## Collected data entries
- - - - - - -
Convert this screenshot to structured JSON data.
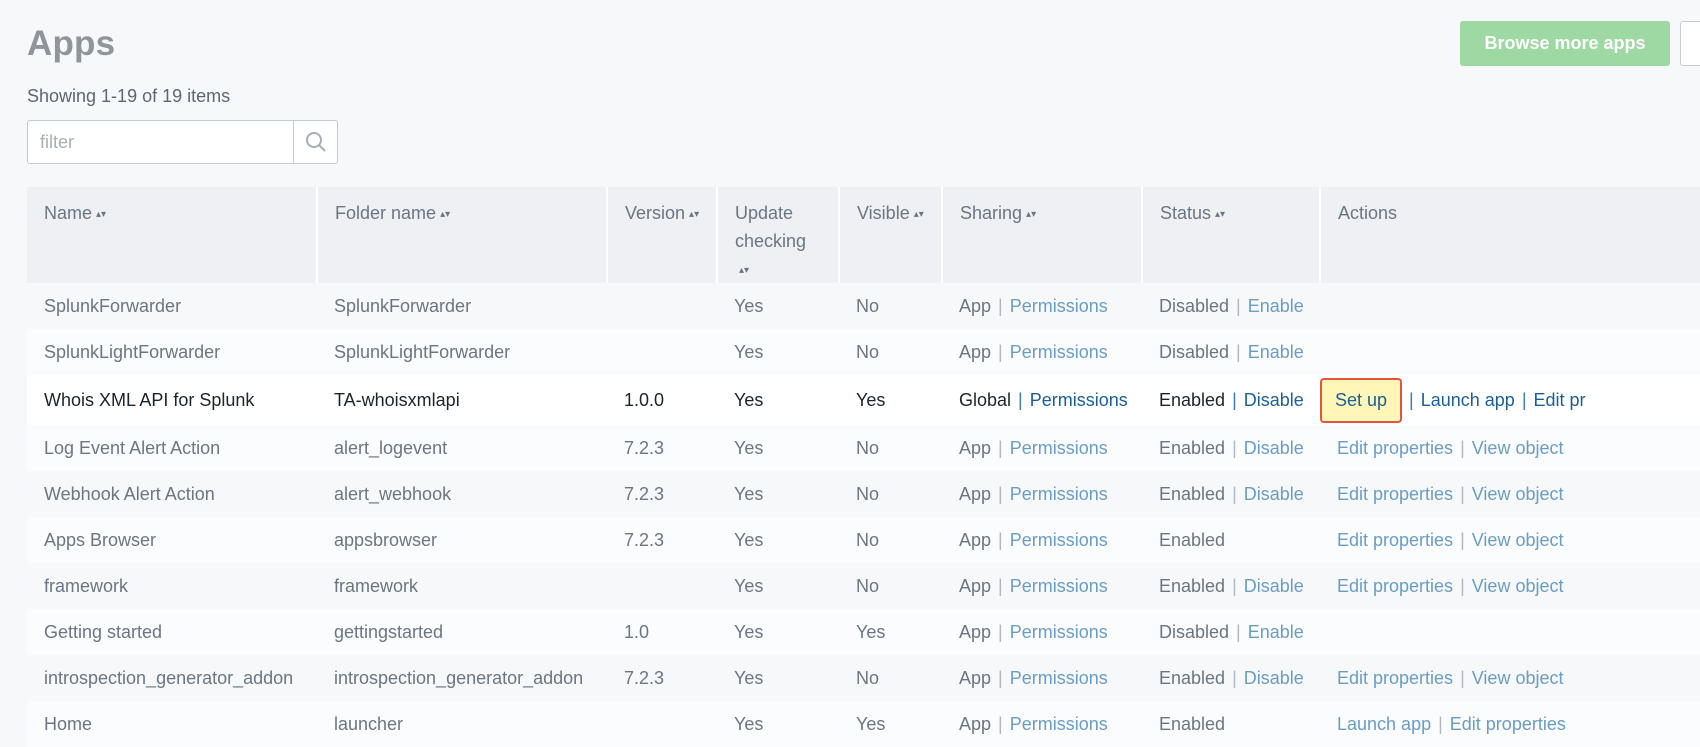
{
  "page": {
    "title": "Apps",
    "browse_more_label": "Browse more apps",
    "showing_text": "Showing 1-19 of 19 items"
  },
  "filter": {
    "placeholder": "filter",
    "value": ""
  },
  "table": {
    "columns": [
      "Name",
      "Folder name",
      "Version",
      "Update checking",
      "Visible",
      "Sharing",
      "Status",
      "Actions"
    ],
    "rows": [
      {
        "name": "SplunkForwarder",
        "folder": "SplunkForwarder",
        "version": "",
        "update": "Yes",
        "visible": "No",
        "sharing": "App",
        "sharing_link": "Permissions",
        "status": "Disabled",
        "status_link": "Enable",
        "actions": []
      },
      {
        "name": "SplunkLightForwarder",
        "folder": "SplunkLightForwarder",
        "version": "",
        "update": "Yes",
        "visible": "No",
        "sharing": "App",
        "sharing_link": "Permissions",
        "status": "Disabled",
        "status_link": "Enable",
        "actions": []
      },
      {
        "name": "Whois XML API for Splunk",
        "folder": "TA-whoisxmlapi",
        "version": "1.0.0",
        "update": "Yes",
        "visible": "Yes",
        "sharing": "Global",
        "sharing_link": "Permissions",
        "status": "Enabled",
        "status_link": "Disable",
        "actions": [
          "Set up",
          "Launch app",
          "Edit pr"
        ],
        "active": true
      },
      {
        "name": "Log Event Alert Action",
        "folder": "alert_logevent",
        "version": "7.2.3",
        "update": "Yes",
        "visible": "No",
        "sharing": "App",
        "sharing_link": "Permissions",
        "status": "Enabled",
        "status_link": "Disable",
        "actions": [
          "Edit properties",
          "View object"
        ]
      },
      {
        "name": "Webhook Alert Action",
        "folder": "alert_webhook",
        "version": "7.2.3",
        "update": "Yes",
        "visible": "No",
        "sharing": "App",
        "sharing_link": "Permissions",
        "status": "Enabled",
        "status_link": "Disable",
        "actions": [
          "Edit properties",
          "View object"
        ]
      },
      {
        "name": "Apps Browser",
        "folder": "appsbrowser",
        "version": "7.2.3",
        "update": "Yes",
        "visible": "No",
        "sharing": "App",
        "sharing_link": "Permissions",
        "status": "Enabled",
        "status_link": "",
        "actions": [
          "Edit properties",
          "View object"
        ]
      },
      {
        "name": "framework",
        "folder": "framework",
        "version": "",
        "update": "Yes",
        "visible": "No",
        "sharing": "App",
        "sharing_link": "Permissions",
        "status": "Enabled",
        "status_link": "Disable",
        "actions": [
          "Edit properties",
          "View object"
        ]
      },
      {
        "name": "Getting started",
        "folder": "gettingstarted",
        "version": "1.0",
        "update": "Yes",
        "visible": "Yes",
        "sharing": "App",
        "sharing_link": "Permissions",
        "status": "Disabled",
        "status_link": "Enable",
        "actions": []
      },
      {
        "name": "introspection_generator_addon",
        "folder": "introspection_generator_addon",
        "version": "7.2.3",
        "update": "Yes",
        "visible": "No",
        "sharing": "App",
        "sharing_link": "Permissions",
        "status": "Enabled",
        "status_link": "Disable",
        "actions": [
          "Edit properties",
          "View object"
        ]
      },
      {
        "name": "Home",
        "folder": "launcher",
        "version": "",
        "update": "Yes",
        "visible": "Yes",
        "sharing": "App",
        "sharing_link": "Permissions",
        "status": "Enabled",
        "status_link": "",
        "actions": [
          "Launch app",
          "Edit properties"
        ]
      }
    ]
  },
  "icons": {
    "search": "search-icon",
    "sort": "sort-icon"
  },
  "colors": {
    "accent_green": "#9ed8a3",
    "link": "#6a9dc6",
    "link_active": "#1a5f99",
    "highlight": "#fff6b8",
    "highlight_border": "#e2553c"
  }
}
- - - - - - -
## WHAT NEEDS TO BE DONE
Quote the preceding listing precisely and completely, omitting its images.

## COMPLETED EXERCISE
Convert this screenshot to structured JSON data.
{
  "page": {
    "title": "Apps",
    "browse_more_label": "Browse more apps",
    "showing_text": "Showing 1-19 of 19 items"
  },
  "filter": {
    "placeholder": "filter",
    "value": ""
  },
  "table": {
    "columns": [
      "Name",
      "Folder name",
      "Version",
      "Update checking",
      "Visible",
      "Sharing",
      "Status",
      "Actions"
    ],
    "rows": [
      {
        "name": "SplunkForwarder",
        "folder": "SplunkForwarder",
        "version": "",
        "update": "Yes",
        "visible": "No",
        "sharing": "App",
        "sharing_link": "Permissions",
        "status": "Disabled",
        "status_link": "Enable",
        "actions": []
      },
      {
        "name": "SplunkLightForwarder",
        "folder": "SplunkLightForwarder",
        "version": "",
        "update": "Yes",
        "visible": "No",
        "sharing": "App",
        "sharing_link": "Permissions",
        "status": "Disabled",
        "status_link": "Enable",
        "actions": []
      },
      {
        "name": "Whois XML API for Splunk",
        "folder": "TA-whoisxmlapi",
        "version": "1.0.0",
        "update": "Yes",
        "visible": "Yes",
        "sharing": "Global",
        "sharing_link": "Permissions",
        "status": "Enabled",
        "status_link": "Disable",
        "actions": [
          "Set up",
          "Launch app",
          "Edit pr"
        ],
        "active": true
      },
      {
        "name": "Log Event Alert Action",
        "folder": "alert_logevent",
        "version": "7.2.3",
        "update": "Yes",
        "visible": "No",
        "sharing": "App",
        "sharing_link": "Permissions",
        "status": "Enabled",
        "status_link": "Disable",
        "actions": [
          "Edit properties",
          "View object"
        ]
      },
      {
        "name": "Webhook Alert Action",
        "folder": "alert_webhook",
        "version": "7.2.3",
        "update": "Yes",
        "visible": "No",
        "sharing": "App",
        "sharing_link": "Permissions",
        "status": "Enabled",
        "status_link": "Disable",
        "actions": [
          "Edit properties",
          "View object"
        ]
      },
      {
        "name": "Apps Browser",
        "folder": "appsbrowser",
        "version": "7.2.3",
        "update": "Yes",
        "visible": "No",
        "sharing": "App",
        "sharing_link": "Permissions",
        "status": "Enabled",
        "status_link": "",
        "actions": [
          "Edit properties",
          "View object"
        ]
      },
      {
        "name": "framework",
        "folder": "framework",
        "version": "",
        "update": "Yes",
        "visible": "No",
        "sharing": "App",
        "sharing_link": "Permissions",
        "status": "Enabled",
        "status_link": "Disable",
        "actions": [
          "Edit properties",
          "View object"
        ]
      },
      {
        "name": "Getting started",
        "folder": "gettingstarted",
        "version": "1.0",
        "update": "Yes",
        "visible": "Yes",
        "sharing": "App",
        "sharing_link": "Permissions",
        "status": "Disabled",
        "status_link": "Enable",
        "actions": []
      },
      {
        "name": "introspection_generator_addon",
        "folder": "introspection_generator_addon",
        "version": "7.2.3",
        "update": "Yes",
        "visible": "No",
        "sharing": "App",
        "sharing_link": "Permissions",
        "status": "Enabled",
        "status_link": "Disable",
        "actions": [
          "Edit properties",
          "View object"
        ]
      },
      {
        "name": "Home",
        "folder": "launcher",
        "version": "",
        "update": "Yes",
        "visible": "Yes",
        "sharing": "App",
        "sharing_link": "Permissions",
        "status": "Enabled",
        "status_link": "",
        "actions": [
          "Launch app",
          "Edit properties"
        ]
      }
    ]
  },
  "icons": {
    "search": "search-icon",
    "sort": "sort-icon"
  },
  "colors": {
    "accent_green": "#9ed8a3",
    "link": "#6a9dc6",
    "link_active": "#1a5f99",
    "highlight": "#fff6b8",
    "highlight_border": "#e2553c"
  }
}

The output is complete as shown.